Exercise details -> Repeat the whole listing below, word for word.

··· Materials provided ···

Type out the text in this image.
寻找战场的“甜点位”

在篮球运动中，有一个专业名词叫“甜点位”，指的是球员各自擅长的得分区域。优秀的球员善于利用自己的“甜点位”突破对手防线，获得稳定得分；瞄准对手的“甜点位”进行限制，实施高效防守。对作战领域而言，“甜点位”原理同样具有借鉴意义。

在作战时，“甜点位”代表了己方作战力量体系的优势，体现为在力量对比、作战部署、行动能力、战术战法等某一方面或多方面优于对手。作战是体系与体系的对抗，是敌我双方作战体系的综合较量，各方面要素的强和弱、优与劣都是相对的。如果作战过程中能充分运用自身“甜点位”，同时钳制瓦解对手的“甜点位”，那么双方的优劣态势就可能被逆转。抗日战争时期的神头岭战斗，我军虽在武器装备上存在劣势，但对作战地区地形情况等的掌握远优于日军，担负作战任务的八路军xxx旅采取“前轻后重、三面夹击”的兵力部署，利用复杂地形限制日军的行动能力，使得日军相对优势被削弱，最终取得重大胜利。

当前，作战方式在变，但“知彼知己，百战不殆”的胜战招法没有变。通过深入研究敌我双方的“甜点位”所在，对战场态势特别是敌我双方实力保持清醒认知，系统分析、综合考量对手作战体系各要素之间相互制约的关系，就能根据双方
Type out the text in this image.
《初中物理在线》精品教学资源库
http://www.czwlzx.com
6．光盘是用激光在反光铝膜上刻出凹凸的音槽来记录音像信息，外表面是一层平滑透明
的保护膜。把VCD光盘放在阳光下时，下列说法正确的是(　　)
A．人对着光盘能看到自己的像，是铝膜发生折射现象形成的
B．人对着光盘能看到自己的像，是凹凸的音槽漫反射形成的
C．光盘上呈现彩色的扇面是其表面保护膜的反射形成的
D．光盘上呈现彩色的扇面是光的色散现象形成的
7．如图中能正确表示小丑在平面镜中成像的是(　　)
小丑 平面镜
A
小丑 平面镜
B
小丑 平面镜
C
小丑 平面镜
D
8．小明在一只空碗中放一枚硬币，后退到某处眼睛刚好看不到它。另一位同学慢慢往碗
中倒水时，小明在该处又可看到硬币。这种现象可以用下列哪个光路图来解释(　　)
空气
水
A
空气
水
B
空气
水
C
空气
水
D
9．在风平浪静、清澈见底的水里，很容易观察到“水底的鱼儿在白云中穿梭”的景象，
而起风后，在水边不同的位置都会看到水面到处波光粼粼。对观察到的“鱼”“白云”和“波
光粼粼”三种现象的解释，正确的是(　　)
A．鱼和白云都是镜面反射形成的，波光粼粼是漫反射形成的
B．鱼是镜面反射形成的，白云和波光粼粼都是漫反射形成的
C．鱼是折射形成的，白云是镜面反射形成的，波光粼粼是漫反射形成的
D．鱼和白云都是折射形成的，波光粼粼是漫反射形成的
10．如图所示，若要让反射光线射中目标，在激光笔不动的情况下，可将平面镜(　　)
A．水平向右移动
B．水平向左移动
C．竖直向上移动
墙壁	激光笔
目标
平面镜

···

Correct result ->
Type out the text in this image.
寻找战场的“甜点位”

在篮球运动中，有一个专业名词叫“甜点位”，指的是球员各自擅长的得分区域。优秀的球员善于利用自己的“甜点位”突破对手防线，获得稳定得分；瞄准对手的“甜点位”进行限制，实施高效防守。对作战领域而言，“甜点位”原理同样具有借鉴意义。

在作战时，“甜点位”代表了己方作战力量体系的优势，体现为在力量对比、作战部署、行动能力、战术战法等某一方面或多方面优于对手。作战是体系与体系的对抗，是敌我双方作战体系的综合较量，各方面要素的强和弱、优与劣都是相对的。如果作战过程中能充分运用自身“甜点位”，同时钳制瓦解对手的“甜点位”，那么双方的优劣态势就可能被逆转。抗日战争时期的神头岭战斗，我军虽在武器装备上存在劣势，但对作战地区地形情况等的掌握远优于日军，担负作战任务的八路军xxx旅采取“前轻后重、三面夹击”的兵力部署，利用复杂地形限制日军的行动能力，使得日军相对优势被削弱，最终取得重大胜利。

当前，作战方式在变，但“知彼知己，百战不殆”的胜战招法没有变。通过深入研究敌我双方的“甜点位”所在，对战场态势特别是敌我双方实力保持清醒认知，系统分析、综合考量对手作战体系各要素之间相互制约的关系，就能根据双方
Type out the text in this image.
《初中物理在线》精品教学资源库
http://www.czwlzx.com
6．光盘是用激光在反光铝膜上刻出凹凸的音槽来记录音像信息，外表面是一层平滑透明
的保护膜。把VCD光盘放在阳光下时，下列说法正确的是(　　)
A．人对着光盘能看到自己的像，是铝膜发生折射现象形成的
B．人对着光盘能看到自己的像，是凹凸的音槽漫反射形成的
C．光盘上呈现彩色的扇面是其表面保护膜的反射形成的
D．光盘上呈现彩色的扇面是光的色散现象形成的
7．如图中能正确表示小丑在平面镜中成像的是(　　)
小丑 平面镜
A
小丑 平面镜
B
小丑 平面镜
C
小丑 平面镜
D
8．小明在一只空碗中放一枚硬币，后退到某处眼睛刚好看不到它。另一位同学慢慢往碗
中倒水时，小明在该处又可看到硬币。这种现象可以用下列哪个光路图来解释(　　)
空气
水
A
空气
水
B
空气
水
C
空气
水
D
9．在风平浪静、清澈见底的水里，很容易观察到“水底的鱼儿在白云中穿梭”的景象，
而起风后，在水边不同的位置都会看到水面到处波光粼粼。对观察到的“鱼”“白云”和“波
光粼粼”三种现象的解释，正确的是(　　)
A．鱼和白云都是镜面反射形成的，波光粼粼是漫反射形成的
B．鱼是镜面反射形成的，白云和波光粼粼都是漫反射形成的
C．鱼是折射形成的，白云是镜面反射形成的，波光粼粼是漫反射形成的
D．鱼和白云都是折射形成的，波光粼粼是漫反射形成的
10．如图所示，若要让反射光线射中目标，在激光笔不动的情况下，可将平面镜(　　)
A．水平向右移动
B．水平向左移动
C．竖直向上移动
墙壁	激光笔
目标
平面镜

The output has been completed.